* begin *

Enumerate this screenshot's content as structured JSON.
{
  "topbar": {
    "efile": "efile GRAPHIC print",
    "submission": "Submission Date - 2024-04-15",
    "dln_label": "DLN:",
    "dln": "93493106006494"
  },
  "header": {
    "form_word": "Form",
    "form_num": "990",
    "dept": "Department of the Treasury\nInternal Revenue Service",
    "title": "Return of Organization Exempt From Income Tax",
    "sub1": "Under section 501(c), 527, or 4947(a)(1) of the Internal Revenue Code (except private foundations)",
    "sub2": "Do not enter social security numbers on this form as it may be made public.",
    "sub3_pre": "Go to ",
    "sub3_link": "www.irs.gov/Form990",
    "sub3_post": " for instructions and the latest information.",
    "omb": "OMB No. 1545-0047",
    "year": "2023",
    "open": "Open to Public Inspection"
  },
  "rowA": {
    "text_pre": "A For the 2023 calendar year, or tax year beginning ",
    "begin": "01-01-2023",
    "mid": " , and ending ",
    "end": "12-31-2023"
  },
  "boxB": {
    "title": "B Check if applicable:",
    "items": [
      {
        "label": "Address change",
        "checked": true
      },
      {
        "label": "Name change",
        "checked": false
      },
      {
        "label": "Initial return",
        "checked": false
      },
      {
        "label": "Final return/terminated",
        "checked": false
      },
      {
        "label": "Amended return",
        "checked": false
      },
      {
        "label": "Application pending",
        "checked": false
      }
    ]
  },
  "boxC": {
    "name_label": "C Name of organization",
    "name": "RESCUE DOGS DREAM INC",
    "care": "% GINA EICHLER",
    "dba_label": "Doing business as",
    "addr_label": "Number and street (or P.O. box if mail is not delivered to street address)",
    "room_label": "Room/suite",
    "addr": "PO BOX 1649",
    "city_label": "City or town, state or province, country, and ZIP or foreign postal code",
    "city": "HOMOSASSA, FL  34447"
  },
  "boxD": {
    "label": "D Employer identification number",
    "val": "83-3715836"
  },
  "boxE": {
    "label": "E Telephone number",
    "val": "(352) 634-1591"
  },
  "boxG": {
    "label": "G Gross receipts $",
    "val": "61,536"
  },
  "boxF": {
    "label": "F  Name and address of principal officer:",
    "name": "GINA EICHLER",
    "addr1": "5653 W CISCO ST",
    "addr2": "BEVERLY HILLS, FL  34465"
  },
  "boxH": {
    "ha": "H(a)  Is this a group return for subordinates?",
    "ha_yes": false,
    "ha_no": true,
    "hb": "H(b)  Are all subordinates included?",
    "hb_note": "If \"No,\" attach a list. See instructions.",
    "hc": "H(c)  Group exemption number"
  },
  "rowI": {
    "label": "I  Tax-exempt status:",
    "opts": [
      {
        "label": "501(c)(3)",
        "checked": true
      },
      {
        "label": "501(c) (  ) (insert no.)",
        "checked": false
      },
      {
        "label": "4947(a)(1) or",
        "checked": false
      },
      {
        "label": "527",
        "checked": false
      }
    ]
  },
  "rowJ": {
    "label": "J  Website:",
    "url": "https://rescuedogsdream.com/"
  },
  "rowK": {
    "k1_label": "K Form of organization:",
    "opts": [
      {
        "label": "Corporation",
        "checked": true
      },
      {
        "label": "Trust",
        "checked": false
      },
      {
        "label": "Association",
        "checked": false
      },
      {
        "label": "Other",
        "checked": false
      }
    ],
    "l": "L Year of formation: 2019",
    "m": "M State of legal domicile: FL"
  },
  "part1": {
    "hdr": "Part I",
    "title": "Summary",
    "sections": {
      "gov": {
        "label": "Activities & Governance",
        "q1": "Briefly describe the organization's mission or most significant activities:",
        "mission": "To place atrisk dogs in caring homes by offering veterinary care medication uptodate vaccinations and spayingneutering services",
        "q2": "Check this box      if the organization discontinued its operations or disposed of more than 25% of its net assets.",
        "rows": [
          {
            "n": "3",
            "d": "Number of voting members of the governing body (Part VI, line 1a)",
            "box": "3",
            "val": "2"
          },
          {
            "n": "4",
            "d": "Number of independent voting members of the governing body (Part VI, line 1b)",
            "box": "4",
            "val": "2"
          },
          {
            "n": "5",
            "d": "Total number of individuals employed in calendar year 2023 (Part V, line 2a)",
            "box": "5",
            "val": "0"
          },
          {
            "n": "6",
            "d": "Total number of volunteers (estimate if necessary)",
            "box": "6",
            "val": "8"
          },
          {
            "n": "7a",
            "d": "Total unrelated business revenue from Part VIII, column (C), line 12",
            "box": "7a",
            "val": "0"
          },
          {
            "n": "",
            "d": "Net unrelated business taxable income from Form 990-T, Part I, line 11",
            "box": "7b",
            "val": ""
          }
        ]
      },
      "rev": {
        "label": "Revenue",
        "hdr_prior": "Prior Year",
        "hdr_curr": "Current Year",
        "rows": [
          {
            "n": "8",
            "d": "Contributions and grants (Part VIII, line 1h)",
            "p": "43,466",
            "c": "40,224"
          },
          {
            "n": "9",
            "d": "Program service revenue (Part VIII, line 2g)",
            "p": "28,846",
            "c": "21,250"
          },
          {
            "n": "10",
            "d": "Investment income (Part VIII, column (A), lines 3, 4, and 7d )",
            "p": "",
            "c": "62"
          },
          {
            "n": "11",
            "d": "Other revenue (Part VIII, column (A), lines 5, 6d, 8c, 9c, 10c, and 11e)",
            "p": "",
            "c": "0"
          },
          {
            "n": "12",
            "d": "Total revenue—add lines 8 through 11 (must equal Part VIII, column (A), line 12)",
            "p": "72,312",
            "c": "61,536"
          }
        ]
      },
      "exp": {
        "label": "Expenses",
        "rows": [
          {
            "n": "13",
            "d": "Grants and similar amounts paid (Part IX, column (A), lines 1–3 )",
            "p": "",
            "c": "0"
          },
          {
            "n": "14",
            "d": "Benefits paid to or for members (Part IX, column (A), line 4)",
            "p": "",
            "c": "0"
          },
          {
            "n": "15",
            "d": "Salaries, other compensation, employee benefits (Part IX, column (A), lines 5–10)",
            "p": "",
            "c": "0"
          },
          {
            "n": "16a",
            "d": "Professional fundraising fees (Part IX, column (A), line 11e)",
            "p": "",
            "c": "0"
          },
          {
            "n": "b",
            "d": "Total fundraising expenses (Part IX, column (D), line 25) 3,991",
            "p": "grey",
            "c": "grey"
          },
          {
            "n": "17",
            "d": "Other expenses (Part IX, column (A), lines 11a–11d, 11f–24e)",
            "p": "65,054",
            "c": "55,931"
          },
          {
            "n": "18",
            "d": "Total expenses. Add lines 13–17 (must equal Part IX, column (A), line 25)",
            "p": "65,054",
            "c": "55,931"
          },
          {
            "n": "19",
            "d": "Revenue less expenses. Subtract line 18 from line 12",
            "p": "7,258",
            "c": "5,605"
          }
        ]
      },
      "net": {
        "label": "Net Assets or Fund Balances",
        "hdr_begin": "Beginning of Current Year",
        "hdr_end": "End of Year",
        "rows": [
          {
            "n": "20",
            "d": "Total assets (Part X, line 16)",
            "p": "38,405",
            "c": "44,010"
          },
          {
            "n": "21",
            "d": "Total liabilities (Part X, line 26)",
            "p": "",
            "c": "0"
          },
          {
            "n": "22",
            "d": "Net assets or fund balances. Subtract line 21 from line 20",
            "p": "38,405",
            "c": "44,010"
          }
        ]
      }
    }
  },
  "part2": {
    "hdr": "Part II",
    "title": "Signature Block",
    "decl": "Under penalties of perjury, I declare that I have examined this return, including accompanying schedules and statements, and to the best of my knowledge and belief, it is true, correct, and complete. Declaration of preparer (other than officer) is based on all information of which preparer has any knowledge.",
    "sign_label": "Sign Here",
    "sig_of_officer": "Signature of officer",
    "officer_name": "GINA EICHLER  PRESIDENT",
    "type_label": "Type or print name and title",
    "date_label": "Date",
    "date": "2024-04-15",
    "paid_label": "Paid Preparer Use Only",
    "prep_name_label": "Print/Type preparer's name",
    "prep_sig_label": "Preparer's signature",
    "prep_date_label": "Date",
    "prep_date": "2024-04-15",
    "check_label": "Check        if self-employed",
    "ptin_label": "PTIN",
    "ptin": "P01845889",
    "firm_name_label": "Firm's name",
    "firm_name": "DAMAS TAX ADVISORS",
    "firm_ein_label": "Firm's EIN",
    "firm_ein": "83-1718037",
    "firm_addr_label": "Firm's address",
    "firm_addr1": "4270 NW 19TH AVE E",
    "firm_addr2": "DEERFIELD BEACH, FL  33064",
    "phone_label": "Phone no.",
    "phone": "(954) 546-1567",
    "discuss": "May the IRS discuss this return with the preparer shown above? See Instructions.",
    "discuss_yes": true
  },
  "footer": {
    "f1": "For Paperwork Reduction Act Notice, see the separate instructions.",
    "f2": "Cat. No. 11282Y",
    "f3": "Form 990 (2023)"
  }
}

* end *

→ **WHAT TO PRODUCE**
Find each line in the records holding the string "fundraising" and show it.

→ **THE RESPONSE**
            "d": "Professional fundraising fees (Part IX, column (A), line 11e)",
            "d": "Total fundraising expenses (Part IX, column (D), line 25) 3,991",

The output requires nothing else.